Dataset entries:
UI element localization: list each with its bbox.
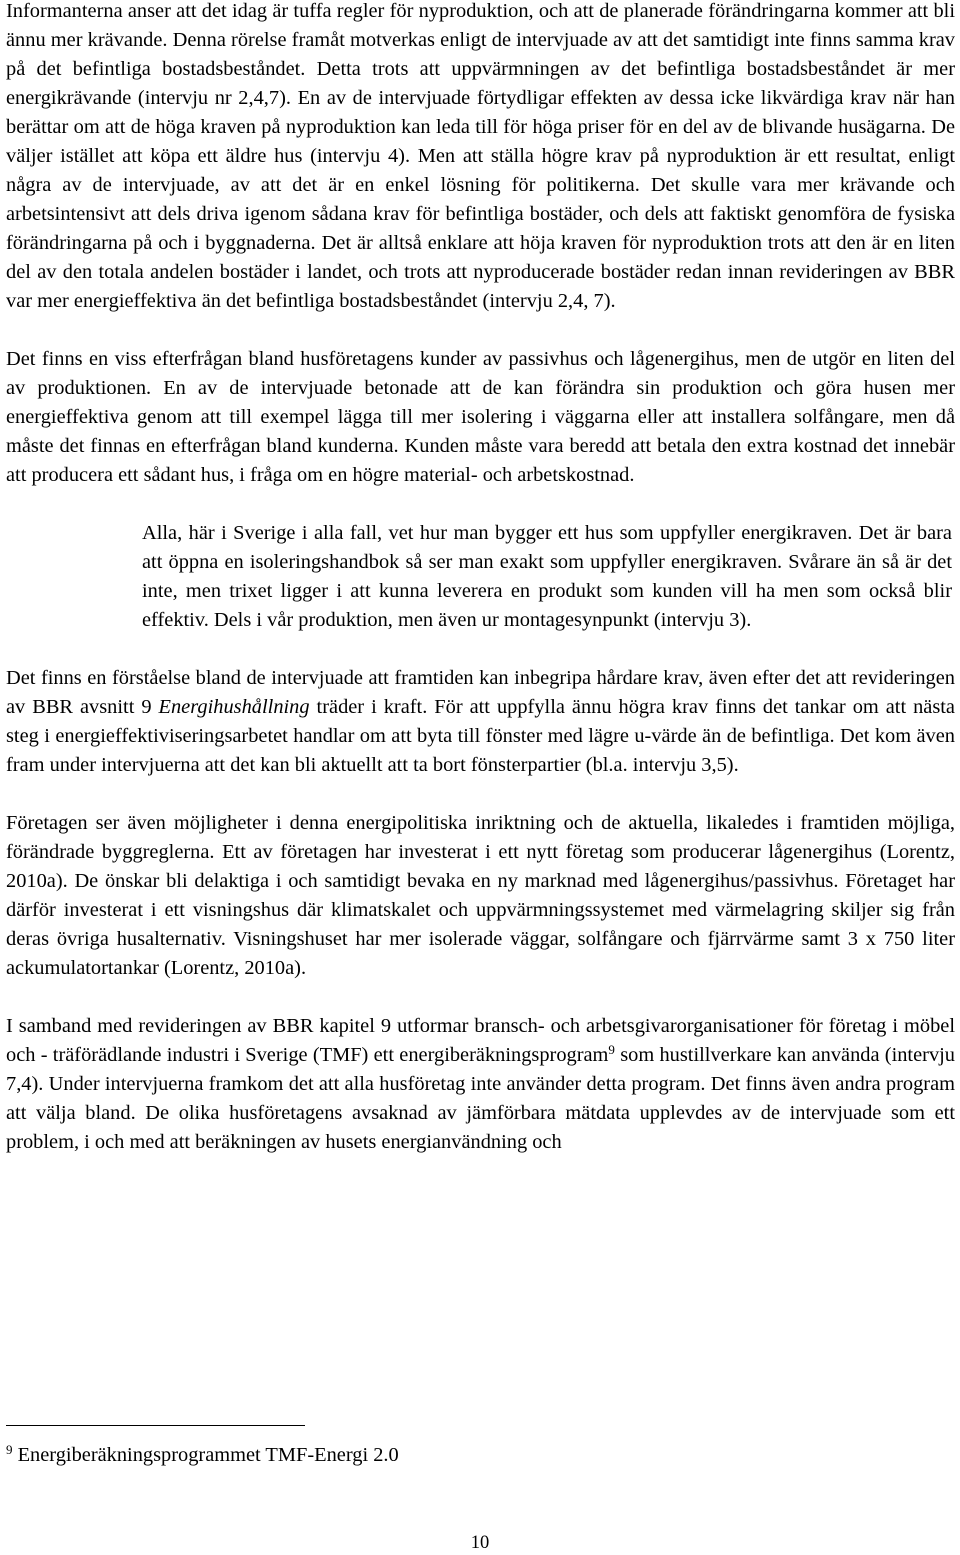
paragraph-future-requirements (6, 664, 955, 780)
paragraph-text: träder i kraft. För att uppfylla ännu högra krav finns det tankar om att nästa steg i energieffektiviseringsarbetet handlar om att byta till fönster med lägre u-värde än de befintliga. Det kom även fram under intervjuerna att det kan bli aktuellt att ta bort fönsterpartier (bl.a. intervju 3,5). (6, 696, 955, 776)
footnote-separator (6, 1425, 305, 1426)
page-number: 10 (470, 1533, 490, 1553)
italic-section-title: Energihushållning (158, 696, 310, 718)
paragraph-text: som hustillverkare kan använda (intervju 7,4). Under intervjuerna framkom det att alla husföretag inte använder detta program. Det finns även andra program att välja bland. De olika husföretagens avsaknad av jämförbara mätdata upplevdes av de intervjuade som ett problem, i och med att beräkningen av husets energianvändning och (6, 1044, 955, 1153)
paragraph-calculation-program (6, 1012, 955, 1157)
block-quote-interview-3: Alla, här i Sverige i alla fall, vet hur man bygger ett hus som uppfyller energikraven. Det är bara att öppna en isoleringshandbok så ser man exakt som uppfyller energikraven. Svårare än så är det inte, men trixet ligger i att kunna leverera en produkt som kunden vill ha men som också blir effektiv. Dels i vår produktion, men även ur montagesynpunkt (intervju 3). (142, 522, 952, 631)
footnote-reference: 9 (608, 1042, 615, 1057)
footnote-number: 9 (6, 1442, 13, 1457)
document-body (6, 0, 955, 1157)
footnote-text: Energiberäkningsprogrammet TMF-Energi 2.0 (12, 1444, 399, 1466)
paragraph-energy-requirements: Informanterna anser att det idag är tuffa regler för nyproduktion, och att de planerade förändringarna kommer att bli ännu mer krävande. Denna rörelse framåt motverkas enligt de intervjuade av att det samtidigt inte finns samma krav på det befintliga bostadsbeståndet. Detta trots att uppvärmningen av det befintliga bostadsbeståndet är mer energikrävande (intervju nr 2,4,7). En av de intervjuade förtydligar effekten av dessa icke likvärdiga krav när han berättar om att de höga kraven på nyproduktion kan leda till för höga priser för en del av de blivande husägarna. De väljer istället att köpa ett äldre hus (intervju 4). Men att ställa högre krav på nyproduktion är ett resultat, enligt några av de intervjuade, av att det är en enkel lösning för politikerna. Det skulle vara mer krävande och arbetsintensivt att dels driva igenom sådana krav för befintliga bostäder, och dels att faktiskt genomföra de fysiska förändringarna på och i byggnaderna. Det är alltså enklare att höja kraven för nyproduktion trots att den är en liten del av den totala andelen bostäder i landet, och trots att nyproducerade bostäder redan innan revideringen av BBR var mer energieffektiva än det befintliga bostadsbeståndet (intervju 2,4, 7). (6, 0, 955, 312)
footnote (6, 1441, 399, 1470)
paragraph-text: Det finns en förståelse bland de intervjuade att framtiden kan inbegripa hårdare krav, även efter det att revideringen av BBR avsnitt 9 (6, 667, 955, 718)
paragraph-customer-demand: Det finns en viss efterfrågan bland husföretagens kunder av passivhus och lågenergihus, men de utgör en liten del av produktionen. En av de intervjuade betonade att de kan förändra sin produktion och göra husen mer energieffektiva genom att till exempel lägga till mer isolering i väggarna eller att installera solfångare, men då måste det finnas en efterfrågan bland kunderna. Kunden måste vara beredd att betala den extra kostnad det innebär att producera ett sådant hus, i fråga om en högre material- och arbetskostnad. (6, 348, 955, 486)
paragraph-opportunities: Företagen ser även möjligheter i denna energipolitiska inriktning och de aktuella, likaledes i framtiden möjliga, förändrade byggreglerna. Ett av företagen har investerat i ett nytt företag som producerar lågenergihus (Lorentz, 2010a). De önskar bli delaktiga i och samtidigt bevaka en ny marknad med lågenergihus/passivhus. Företaget har därför investerat i ett visningshus där klimatskalet och uppvärmningssystemet med värmelagring skiljer sig från deras övriga husalternativ. Visningshuset har mer isolerade väggar, solfångare och fjärrvärme samt 3 x 750 liter ackumulatortankar (Lorentz, 2010a). (6, 812, 955, 979)
paragraph-text: I samband med revideringen av BBR kapitel 9 utformar bransch- och arbetsgivarorganisationer för företag i möbel och - träförädlande industri i Sverige (TMF) ett energiberäkningsprogram (6, 1015, 955, 1066)
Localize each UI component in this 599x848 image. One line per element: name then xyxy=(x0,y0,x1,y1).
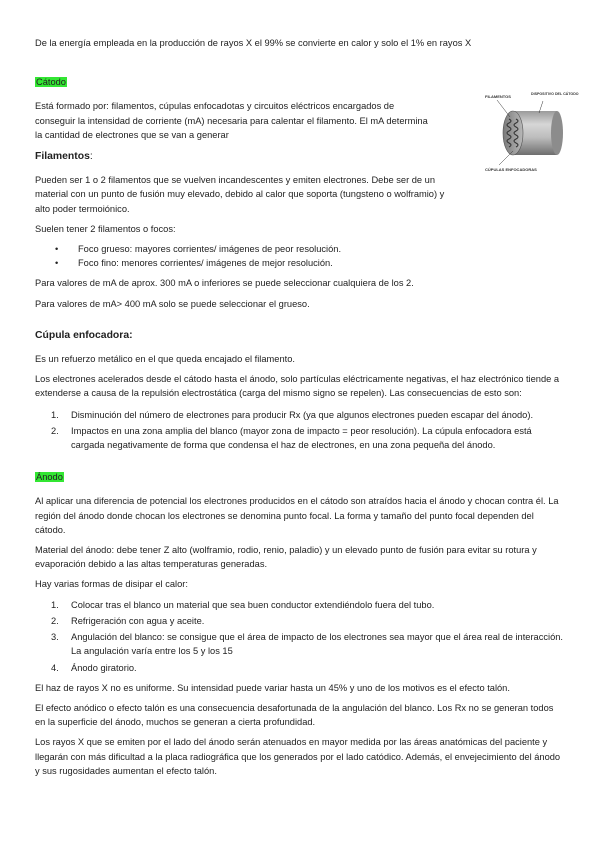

_THE PROBLEM_. Whichever lines of the data include the word "footnote", pull them out.

_ANSWER SECTION_.
footnote-separator (6, 1425, 305, 1426)
footnote-reference: 9 (608, 1042, 615, 1057)
footnote-number: 9 (6, 1442, 13, 1457)
footnote-text: Energiberäkningsprogrammet TMF-Energi 2.0 (12, 1444, 399, 1466)
footnote (6, 1441, 399, 1470)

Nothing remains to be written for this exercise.